* What the task requires: In how many lines of the data does the word "title" appear? Give the number by itself.

* Input:
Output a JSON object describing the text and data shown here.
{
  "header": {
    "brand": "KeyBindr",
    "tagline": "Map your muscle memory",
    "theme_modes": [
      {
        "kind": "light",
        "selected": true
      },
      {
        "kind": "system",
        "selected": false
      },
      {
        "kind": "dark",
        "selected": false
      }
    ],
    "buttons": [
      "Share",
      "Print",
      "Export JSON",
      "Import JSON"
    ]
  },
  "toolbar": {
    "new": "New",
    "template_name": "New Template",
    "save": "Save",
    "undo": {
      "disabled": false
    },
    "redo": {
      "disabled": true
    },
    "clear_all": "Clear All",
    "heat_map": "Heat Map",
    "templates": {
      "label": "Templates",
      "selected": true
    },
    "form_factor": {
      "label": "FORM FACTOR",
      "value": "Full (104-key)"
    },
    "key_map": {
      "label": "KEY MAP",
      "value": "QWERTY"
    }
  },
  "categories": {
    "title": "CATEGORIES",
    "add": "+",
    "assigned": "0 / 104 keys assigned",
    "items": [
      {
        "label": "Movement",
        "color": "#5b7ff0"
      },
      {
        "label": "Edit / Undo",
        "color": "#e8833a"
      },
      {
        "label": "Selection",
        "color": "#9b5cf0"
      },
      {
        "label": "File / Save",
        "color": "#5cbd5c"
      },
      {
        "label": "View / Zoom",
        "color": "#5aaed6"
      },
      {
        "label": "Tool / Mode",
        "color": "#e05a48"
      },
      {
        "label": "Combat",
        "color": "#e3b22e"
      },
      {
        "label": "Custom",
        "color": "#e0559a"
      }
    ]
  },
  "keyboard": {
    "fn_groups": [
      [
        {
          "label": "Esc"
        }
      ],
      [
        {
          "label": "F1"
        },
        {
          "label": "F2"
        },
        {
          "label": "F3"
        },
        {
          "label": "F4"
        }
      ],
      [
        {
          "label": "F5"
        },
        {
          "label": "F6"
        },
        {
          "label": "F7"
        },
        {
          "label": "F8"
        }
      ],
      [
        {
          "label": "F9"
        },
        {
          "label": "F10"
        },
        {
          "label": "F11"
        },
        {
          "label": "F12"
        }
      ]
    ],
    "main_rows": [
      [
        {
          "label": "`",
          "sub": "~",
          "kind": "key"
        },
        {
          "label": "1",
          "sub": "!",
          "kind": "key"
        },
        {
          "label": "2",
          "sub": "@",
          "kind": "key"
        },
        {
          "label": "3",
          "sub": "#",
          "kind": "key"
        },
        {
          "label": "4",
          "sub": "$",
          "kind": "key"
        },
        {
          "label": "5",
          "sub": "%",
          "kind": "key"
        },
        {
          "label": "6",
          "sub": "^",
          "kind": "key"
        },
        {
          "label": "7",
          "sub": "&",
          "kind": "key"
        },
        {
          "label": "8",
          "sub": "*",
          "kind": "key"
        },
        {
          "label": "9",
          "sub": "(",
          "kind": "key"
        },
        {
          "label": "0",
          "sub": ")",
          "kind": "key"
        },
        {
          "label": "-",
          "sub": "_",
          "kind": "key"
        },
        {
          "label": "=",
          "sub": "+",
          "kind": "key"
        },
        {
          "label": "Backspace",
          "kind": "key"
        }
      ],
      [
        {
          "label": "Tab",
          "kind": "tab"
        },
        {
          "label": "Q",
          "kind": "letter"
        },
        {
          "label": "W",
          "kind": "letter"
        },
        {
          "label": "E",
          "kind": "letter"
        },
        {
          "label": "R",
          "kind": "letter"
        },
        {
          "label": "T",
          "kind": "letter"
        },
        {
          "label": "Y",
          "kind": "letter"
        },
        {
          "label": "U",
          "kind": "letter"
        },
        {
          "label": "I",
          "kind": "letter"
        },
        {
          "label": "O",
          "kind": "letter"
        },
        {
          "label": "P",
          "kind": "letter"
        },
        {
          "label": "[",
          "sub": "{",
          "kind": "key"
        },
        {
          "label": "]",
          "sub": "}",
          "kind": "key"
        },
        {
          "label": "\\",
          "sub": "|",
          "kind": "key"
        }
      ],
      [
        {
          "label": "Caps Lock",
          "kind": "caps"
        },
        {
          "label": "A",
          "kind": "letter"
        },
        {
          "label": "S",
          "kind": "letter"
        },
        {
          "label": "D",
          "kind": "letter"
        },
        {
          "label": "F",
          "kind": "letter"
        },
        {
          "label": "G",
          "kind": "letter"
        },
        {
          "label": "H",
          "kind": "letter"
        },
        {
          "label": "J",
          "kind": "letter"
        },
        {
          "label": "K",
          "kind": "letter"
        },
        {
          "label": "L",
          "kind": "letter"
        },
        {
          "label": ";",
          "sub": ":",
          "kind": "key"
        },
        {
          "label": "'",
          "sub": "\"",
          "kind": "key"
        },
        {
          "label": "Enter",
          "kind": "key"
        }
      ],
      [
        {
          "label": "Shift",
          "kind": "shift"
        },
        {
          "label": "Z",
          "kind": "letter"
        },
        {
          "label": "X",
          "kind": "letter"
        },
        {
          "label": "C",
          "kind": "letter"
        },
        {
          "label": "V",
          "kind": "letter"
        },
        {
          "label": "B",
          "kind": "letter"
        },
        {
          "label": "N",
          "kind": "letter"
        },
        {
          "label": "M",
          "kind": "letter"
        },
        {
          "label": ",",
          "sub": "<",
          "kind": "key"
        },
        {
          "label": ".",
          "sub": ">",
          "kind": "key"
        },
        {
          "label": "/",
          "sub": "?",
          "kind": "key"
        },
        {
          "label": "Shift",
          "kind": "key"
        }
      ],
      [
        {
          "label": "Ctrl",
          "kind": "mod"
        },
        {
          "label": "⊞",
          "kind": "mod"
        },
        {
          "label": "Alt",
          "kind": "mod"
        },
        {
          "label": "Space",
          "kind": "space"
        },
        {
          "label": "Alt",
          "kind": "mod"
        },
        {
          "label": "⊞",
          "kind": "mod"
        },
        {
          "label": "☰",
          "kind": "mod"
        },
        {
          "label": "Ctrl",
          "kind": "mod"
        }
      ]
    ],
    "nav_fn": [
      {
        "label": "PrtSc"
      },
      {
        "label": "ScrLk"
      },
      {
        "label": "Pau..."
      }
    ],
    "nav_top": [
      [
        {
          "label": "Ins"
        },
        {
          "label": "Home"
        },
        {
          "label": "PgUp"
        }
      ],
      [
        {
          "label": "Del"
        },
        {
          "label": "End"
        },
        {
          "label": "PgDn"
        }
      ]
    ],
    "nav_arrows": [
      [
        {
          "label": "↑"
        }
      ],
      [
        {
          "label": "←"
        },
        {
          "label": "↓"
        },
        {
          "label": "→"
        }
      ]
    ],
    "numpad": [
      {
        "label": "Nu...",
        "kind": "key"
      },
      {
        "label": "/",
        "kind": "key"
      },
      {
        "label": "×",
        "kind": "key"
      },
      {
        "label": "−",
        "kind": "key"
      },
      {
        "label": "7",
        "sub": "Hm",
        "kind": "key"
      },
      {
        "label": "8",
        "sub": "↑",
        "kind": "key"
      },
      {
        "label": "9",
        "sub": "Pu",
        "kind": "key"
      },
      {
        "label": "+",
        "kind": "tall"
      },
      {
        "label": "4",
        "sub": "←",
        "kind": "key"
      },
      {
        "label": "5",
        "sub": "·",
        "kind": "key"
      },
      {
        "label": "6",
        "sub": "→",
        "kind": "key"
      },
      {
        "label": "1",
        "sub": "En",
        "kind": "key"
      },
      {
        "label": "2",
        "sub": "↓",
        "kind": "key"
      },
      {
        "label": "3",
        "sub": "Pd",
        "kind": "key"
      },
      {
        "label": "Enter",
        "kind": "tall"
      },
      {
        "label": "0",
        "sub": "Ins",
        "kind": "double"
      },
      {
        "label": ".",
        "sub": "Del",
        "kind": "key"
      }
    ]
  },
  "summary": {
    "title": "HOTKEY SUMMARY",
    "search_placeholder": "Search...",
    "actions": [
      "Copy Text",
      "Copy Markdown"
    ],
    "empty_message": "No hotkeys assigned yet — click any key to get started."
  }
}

* In response: 2